[Recorded data]
▬▬▬
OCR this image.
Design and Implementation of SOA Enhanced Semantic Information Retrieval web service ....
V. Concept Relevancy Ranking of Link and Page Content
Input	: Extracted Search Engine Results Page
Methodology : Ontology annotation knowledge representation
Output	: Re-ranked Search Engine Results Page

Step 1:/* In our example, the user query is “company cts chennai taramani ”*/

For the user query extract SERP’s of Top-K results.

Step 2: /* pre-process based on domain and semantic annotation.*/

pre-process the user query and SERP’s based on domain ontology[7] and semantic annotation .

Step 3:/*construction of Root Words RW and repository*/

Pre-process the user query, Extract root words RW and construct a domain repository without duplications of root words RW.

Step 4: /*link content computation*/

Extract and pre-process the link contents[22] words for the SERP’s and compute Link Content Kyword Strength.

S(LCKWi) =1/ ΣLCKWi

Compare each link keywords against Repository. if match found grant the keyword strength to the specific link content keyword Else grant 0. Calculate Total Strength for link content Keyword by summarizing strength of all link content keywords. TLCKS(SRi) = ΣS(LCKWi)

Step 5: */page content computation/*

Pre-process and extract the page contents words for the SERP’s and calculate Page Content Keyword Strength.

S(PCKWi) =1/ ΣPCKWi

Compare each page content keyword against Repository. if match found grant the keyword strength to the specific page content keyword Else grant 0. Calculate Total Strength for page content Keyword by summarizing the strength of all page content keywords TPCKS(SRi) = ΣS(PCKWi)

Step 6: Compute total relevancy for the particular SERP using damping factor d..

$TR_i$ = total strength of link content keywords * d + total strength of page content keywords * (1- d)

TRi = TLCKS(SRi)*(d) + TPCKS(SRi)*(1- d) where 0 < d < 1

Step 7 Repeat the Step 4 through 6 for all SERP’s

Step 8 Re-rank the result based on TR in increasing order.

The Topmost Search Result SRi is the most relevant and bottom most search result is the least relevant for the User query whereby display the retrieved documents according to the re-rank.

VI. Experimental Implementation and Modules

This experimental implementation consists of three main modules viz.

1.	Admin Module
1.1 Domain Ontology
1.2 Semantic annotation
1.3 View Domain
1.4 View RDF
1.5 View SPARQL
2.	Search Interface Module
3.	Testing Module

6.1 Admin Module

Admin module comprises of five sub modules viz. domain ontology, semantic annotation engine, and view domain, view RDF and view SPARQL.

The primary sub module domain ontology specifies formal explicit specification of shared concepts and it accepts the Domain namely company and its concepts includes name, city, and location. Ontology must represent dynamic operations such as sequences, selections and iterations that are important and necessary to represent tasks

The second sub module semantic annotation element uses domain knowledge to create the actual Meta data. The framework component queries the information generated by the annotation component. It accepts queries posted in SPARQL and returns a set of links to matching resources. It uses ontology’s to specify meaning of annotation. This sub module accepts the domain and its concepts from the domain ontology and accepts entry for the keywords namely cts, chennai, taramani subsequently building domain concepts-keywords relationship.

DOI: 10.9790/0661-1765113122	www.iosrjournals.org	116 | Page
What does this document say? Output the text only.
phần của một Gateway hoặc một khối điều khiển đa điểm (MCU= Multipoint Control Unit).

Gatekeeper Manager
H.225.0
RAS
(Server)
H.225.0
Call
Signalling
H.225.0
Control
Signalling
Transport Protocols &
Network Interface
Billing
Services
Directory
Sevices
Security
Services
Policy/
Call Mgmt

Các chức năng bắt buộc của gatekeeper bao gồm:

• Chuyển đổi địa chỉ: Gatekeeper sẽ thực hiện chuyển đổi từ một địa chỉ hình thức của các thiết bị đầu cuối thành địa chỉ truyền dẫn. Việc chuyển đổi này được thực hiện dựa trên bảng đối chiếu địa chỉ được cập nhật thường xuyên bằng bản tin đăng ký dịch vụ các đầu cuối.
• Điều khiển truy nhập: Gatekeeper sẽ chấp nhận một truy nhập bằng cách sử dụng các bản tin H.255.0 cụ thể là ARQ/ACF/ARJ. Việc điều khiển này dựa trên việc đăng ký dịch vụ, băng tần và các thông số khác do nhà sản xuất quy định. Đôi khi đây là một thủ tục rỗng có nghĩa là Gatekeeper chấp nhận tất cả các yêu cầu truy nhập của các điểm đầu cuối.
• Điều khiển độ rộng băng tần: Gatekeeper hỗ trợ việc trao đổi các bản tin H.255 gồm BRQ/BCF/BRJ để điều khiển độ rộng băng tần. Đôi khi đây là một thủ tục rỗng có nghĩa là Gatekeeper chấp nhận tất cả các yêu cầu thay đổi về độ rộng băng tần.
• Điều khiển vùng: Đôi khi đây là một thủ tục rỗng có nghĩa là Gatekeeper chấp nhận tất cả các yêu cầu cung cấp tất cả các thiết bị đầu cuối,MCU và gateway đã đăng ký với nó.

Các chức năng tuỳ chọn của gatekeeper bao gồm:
▬▬▬
◆ What needs to be done:
Return all of the entries exactly as they were supplied.

◆ Result of this task:
OCR this image.
Design and Implementation of SOA Enhanced Semantic Information Retrieval web service ....
V. Concept Relevancy Ranking of Link and Page Content
Input	: Extracted Search Engine Results Page
Methodology : Ontology annotation knowledge representation
Output	: Re-ranked Search Engine Results Page

Step 1:/* In our example, the user query is “company cts chennai taramani ”*/

For the user query extract SERP’s of Top-K results.

Step 2: /* pre-process based on domain and semantic annotation.*/

pre-process the user query and SERP’s based on domain ontology[7] and semantic annotation .

Step 3:/*construction of Root Words RW and repository*/

Pre-process the user query, Extract root words RW and construct a domain repository without duplications of root words RW.

Step 4: /*link content computation*/

Extract and pre-process the link contents[22] words for the SERP’s and compute Link Content Kyword Strength.

S(LCKWi) =1/ ΣLCKWi

Compare each link keywords against Repository. if match found grant the keyword strength to the specific link content keyword Else grant 0. Calculate Total Strength for link content Keyword by summarizing strength of all link content keywords. TLCKS(SRi) = ΣS(LCKWi)

Step 5: */page content computation/*

Pre-process and extract the page contents words for the SERP’s and calculate Page Content Keyword Strength.

S(PCKWi) =1/ ΣPCKWi

Compare each page content keyword against Repository. if match found grant the keyword strength to the specific page content keyword Else grant 0. Calculate Total Strength for page content Keyword by summarizing the strength of all page content keywords TPCKS(SRi) = ΣS(PCKWi)

Step 6: Compute total relevancy for the particular SERP using damping factor d..

$TR_i$ = total strength of link content keywords * d + total strength of page content keywords * (1- d)

TRi = TLCKS(SRi)*(d) + TPCKS(SRi)*(1- d) where 0 < d < 1

Step 7 Repeat the Step 4 through 6 for all SERP’s

Step 8 Re-rank the result based on TR in increasing order.

The Topmost Search Result SRi is the most relevant and bottom most search result is the least relevant for the User query whereby display the retrieved documents according to the re-rank.

VI. Experimental Implementation and Modules

This experimental implementation consists of three main modules viz.

1.	Admin Module
1.1 Domain Ontology
1.2 Semantic annotation
1.3 View Domain
1.4 View RDF
1.5 View SPARQL
2.	Search Interface Module
3.	Testing Module

6.1 Admin Module

Admin module comprises of five sub modules viz. domain ontology, semantic annotation engine, and view domain, view RDF and view SPARQL.

The primary sub module domain ontology specifies formal explicit specification of shared concepts and it accepts the Domain namely company and its concepts includes name, city, and location. Ontology must represent dynamic operations such as sequences, selections and iterations that are important and necessary to represent tasks

The second sub module semantic annotation element uses domain knowledge to create the actual Meta data. The framework component queries the information generated by the annotation component. It accepts queries posted in SPARQL and returns a set of links to matching resources. It uses ontology’s to specify meaning of annotation. This sub module accepts the domain and its concepts from the domain ontology and accepts entry for the keywords namely cts, chennai, taramani subsequently building domain concepts-keywords relationship.

DOI: 10.9790/0661-1765113122	www.iosrjournals.org	116 | Page
What does this document say? Output the text only.
phần của một Gateway hoặc một khối điều khiển đa điểm (MCU= Multipoint Control Unit).

Gatekeeper Manager
H.225.0
RAS
(Server)
H.225.0
Call
Signalling
H.225.0
Control
Signalling
Transport Protocols &
Network Interface
Billing
Services
Directory
Sevices
Security
Services
Policy/
Call Mgmt

Các chức năng bắt buộc của gatekeeper bao gồm:

• Chuyển đổi địa chỉ: Gatekeeper sẽ thực hiện chuyển đổi từ một địa chỉ hình thức của các thiết bị đầu cuối thành địa chỉ truyền dẫn. Việc chuyển đổi này được thực hiện dựa trên bảng đối chiếu địa chỉ được cập nhật thường xuyên bằng bản tin đăng ký dịch vụ các đầu cuối.
• Điều khiển truy nhập: Gatekeeper sẽ chấp nhận một truy nhập bằng cách sử dụng các bản tin H.255.0 cụ thể là ARQ/ACF/ARJ. Việc điều khiển này dựa trên việc đăng ký dịch vụ, băng tần và các thông số khác do nhà sản xuất quy định. Đôi khi đây là một thủ tục rỗng có nghĩa là Gatekeeper chấp nhận tất cả các yêu cầu truy nhập của các điểm đầu cuối.
• Điều khiển độ rộng băng tần: Gatekeeper hỗ trợ việc trao đổi các bản tin H.255 gồm BRQ/BCF/BRJ để điều khiển độ rộng băng tần. Đôi khi đây là một thủ tục rỗng có nghĩa là Gatekeeper chấp nhận tất cả các yêu cầu thay đổi về độ rộng băng tần.
• Điều khiển vùng: Đôi khi đây là một thủ tục rỗng có nghĩa là Gatekeeper chấp nhận tất cả các yêu cầu cung cấp tất cả các thiết bị đầu cuối,MCU và gateway đã đăng ký với nó.

Các chức năng tuỳ chọn của gatekeeper bao gồm:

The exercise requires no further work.